### [WRITTEN REQUEST]
Return the lines where the word "this" occurs.

<<<<

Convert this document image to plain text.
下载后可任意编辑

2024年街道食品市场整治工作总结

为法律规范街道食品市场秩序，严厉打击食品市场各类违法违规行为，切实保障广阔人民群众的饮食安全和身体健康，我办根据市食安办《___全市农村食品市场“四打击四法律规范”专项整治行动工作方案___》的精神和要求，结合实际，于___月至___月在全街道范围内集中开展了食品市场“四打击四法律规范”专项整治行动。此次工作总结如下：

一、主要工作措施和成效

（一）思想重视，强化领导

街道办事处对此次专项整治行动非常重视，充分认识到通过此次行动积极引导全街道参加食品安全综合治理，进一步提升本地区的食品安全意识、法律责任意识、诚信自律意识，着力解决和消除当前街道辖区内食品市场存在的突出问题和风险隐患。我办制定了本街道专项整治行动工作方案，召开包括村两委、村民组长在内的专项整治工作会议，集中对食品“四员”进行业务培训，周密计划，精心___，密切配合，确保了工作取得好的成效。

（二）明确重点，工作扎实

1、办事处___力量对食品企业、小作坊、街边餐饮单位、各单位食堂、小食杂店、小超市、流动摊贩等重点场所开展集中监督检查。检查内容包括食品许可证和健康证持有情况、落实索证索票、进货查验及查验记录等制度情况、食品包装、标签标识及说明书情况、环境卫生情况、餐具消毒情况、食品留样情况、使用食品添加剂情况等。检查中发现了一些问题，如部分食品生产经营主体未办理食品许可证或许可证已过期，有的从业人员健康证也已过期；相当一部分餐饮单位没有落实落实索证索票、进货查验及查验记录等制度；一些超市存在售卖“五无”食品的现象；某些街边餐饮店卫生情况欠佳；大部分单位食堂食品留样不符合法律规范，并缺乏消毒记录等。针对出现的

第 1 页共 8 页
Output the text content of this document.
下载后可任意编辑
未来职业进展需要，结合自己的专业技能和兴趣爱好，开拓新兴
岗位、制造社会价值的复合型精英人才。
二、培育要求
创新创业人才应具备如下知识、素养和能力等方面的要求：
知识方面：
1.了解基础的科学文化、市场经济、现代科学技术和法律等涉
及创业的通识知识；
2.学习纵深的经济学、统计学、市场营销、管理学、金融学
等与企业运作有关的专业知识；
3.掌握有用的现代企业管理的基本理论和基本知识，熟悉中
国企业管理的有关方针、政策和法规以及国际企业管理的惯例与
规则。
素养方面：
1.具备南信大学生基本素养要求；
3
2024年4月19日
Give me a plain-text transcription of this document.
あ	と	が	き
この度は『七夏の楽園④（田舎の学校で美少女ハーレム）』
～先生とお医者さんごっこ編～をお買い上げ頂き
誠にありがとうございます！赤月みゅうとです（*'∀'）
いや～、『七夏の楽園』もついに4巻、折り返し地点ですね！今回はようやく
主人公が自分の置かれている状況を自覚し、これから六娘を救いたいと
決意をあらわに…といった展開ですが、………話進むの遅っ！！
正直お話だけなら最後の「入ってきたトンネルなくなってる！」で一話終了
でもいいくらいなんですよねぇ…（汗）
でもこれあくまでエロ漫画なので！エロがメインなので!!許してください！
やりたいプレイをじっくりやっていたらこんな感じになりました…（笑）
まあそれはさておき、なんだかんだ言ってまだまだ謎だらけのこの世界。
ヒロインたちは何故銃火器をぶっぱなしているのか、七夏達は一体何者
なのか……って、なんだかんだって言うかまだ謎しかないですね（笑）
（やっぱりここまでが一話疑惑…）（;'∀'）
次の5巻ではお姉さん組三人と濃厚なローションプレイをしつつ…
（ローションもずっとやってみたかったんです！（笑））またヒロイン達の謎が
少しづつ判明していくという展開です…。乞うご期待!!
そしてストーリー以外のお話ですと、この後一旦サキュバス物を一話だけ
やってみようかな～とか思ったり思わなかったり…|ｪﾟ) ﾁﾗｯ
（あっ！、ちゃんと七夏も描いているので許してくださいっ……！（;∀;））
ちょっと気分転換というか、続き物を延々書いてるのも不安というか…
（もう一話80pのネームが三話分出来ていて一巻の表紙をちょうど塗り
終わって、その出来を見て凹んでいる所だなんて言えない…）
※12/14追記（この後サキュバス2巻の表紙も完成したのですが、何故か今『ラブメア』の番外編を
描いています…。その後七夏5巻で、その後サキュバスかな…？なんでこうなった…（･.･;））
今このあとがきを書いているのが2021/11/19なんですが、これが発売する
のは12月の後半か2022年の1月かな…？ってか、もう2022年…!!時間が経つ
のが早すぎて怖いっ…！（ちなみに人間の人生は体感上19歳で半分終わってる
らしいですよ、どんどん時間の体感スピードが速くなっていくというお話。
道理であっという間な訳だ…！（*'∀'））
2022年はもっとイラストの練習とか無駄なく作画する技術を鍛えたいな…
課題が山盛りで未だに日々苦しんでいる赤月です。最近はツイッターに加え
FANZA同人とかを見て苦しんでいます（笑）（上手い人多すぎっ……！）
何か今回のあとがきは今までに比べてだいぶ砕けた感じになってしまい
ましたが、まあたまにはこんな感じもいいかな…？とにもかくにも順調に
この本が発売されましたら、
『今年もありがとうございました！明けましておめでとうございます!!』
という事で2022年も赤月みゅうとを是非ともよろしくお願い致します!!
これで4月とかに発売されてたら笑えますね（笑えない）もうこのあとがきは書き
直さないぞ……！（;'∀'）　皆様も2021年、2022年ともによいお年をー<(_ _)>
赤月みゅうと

>>>>

### [SOLVED PROBLEM]
Convert this document image to plain text.
Output the text content of this document.
Give me a plain-text transcription of this document.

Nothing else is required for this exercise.